# [PROMPT]
Quote the records below in full, exactly as given, with the images taken out.
◇ ◇ ◇ ◇ ◇ ◇ ◇
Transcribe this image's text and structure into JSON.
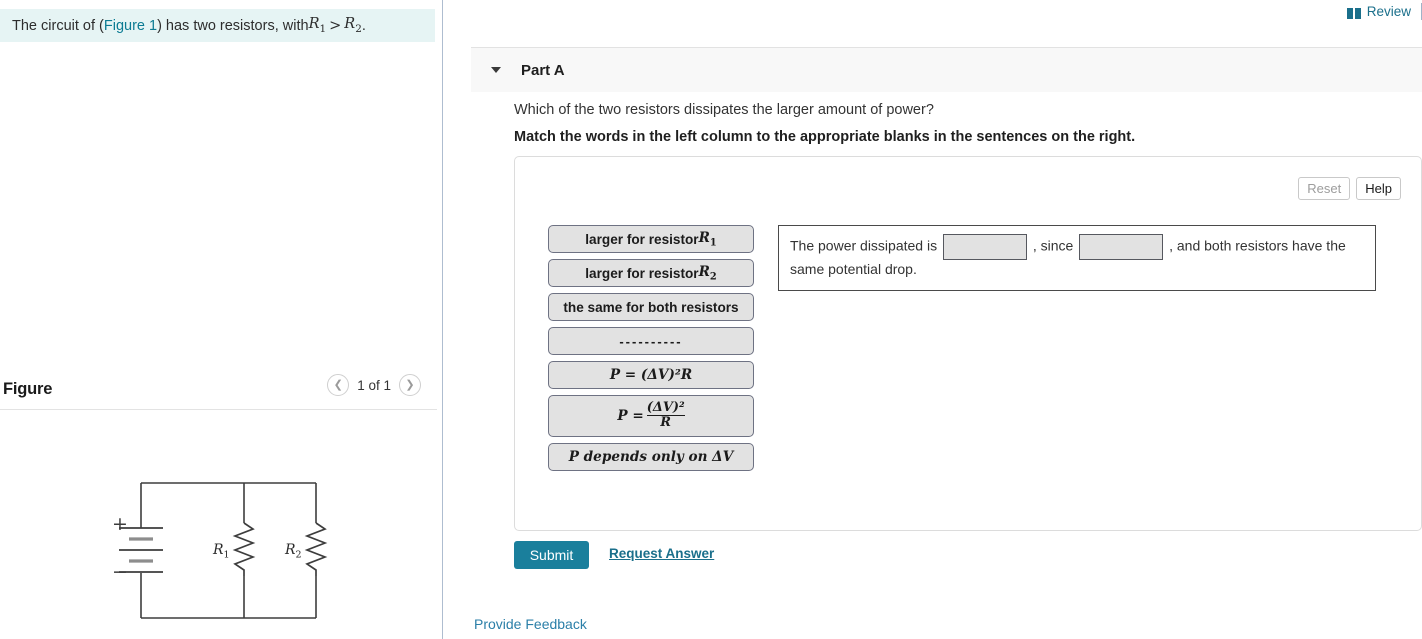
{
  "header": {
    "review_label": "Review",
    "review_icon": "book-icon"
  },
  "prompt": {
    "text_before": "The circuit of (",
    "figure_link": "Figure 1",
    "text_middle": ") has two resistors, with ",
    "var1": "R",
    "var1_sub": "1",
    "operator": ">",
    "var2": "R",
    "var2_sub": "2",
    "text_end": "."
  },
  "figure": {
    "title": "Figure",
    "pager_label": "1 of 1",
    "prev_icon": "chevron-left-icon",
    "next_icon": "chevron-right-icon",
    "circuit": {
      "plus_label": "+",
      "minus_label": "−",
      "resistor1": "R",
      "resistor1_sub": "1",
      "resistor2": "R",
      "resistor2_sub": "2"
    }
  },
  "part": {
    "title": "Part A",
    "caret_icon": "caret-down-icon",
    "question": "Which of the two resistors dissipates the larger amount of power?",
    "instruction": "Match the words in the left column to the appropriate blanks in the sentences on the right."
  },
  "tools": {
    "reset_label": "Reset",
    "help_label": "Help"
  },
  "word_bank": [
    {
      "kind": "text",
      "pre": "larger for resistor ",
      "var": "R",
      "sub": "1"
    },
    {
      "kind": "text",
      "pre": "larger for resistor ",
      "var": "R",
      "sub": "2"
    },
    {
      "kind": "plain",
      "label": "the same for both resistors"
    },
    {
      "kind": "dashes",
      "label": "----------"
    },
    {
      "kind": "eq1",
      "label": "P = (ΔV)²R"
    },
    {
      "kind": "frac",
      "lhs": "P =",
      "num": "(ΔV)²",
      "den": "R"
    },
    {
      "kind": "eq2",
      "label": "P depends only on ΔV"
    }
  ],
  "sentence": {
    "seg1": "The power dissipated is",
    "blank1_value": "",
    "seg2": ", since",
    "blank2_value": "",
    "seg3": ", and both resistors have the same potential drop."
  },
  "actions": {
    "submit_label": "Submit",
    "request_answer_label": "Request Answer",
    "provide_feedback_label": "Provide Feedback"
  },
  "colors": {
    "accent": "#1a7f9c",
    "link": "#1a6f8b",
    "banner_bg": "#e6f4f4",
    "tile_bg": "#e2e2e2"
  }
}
◇ ◇ ◇ ◇ ◇ ◇ ◇
# [ANSWER TO THE EXERCISE]
Transcribe this image's text and structure into JSON.
{
  "header": {
    "review_label": "Review",
    "review_icon": "book-icon"
  },
  "prompt": {
    "text_before": "The circuit of (",
    "figure_link": "Figure 1",
    "text_middle": ") has two resistors, with ",
    "var1": "R",
    "var1_sub": "1",
    "operator": ">",
    "var2": "R",
    "var2_sub": "2",
    "text_end": "."
  },
  "figure": {
    "title": "Figure",
    "pager_label": "1 of 1",
    "prev_icon": "chevron-left-icon",
    "next_icon": "chevron-right-icon",
    "circuit": {
      "plus_label": "+",
      "minus_label": "−",
      "resistor1": "R",
      "resistor1_sub": "1",
      "resistor2": "R",
      "resistor2_sub": "2"
    }
  },
  "part": {
    "title": "Part A",
    "caret_icon": "caret-down-icon",
    "question": "Which of the two resistors dissipates the larger amount of power?",
    "instruction": "Match the words in the left column to the appropriate blanks in the sentences on the right."
  },
  "tools": {
    "reset_label": "Reset",
    "help_label": "Help"
  },
  "word_bank": [
    {
      "kind": "text",
      "pre": "larger for resistor ",
      "var": "R",
      "sub": "1"
    },
    {
      "kind": "text",
      "pre": "larger for resistor ",
      "var": "R",
      "sub": "2"
    },
    {
      "kind": "plain",
      "label": "the same for both resistors"
    },
    {
      "kind": "dashes",
      "label": "----------"
    },
    {
      "kind": "eq1",
      "label": "P = (ΔV)²R"
    },
    {
      "kind": "frac",
      "lhs": "P =",
      "num": "(ΔV)²",
      "den": "R"
    },
    {
      "kind": "eq2",
      "label": "P depends only on ΔV"
    }
  ],
  "sentence": {
    "seg1": "The power dissipated is",
    "blank1_value": "",
    "seg2": ", since",
    "blank2_value": "",
    "seg3": ", and both resistors have the same potential drop."
  },
  "actions": {
    "submit_label": "Submit",
    "request_answer_label": "Request Answer",
    "provide_feedback_label": "Provide Feedback"
  },
  "colors": {
    "accent": "#1a7f9c",
    "link": "#1a6f8b",
    "banner_bg": "#e6f4f4",
    "tile_bg": "#e2e2e2"
  }
}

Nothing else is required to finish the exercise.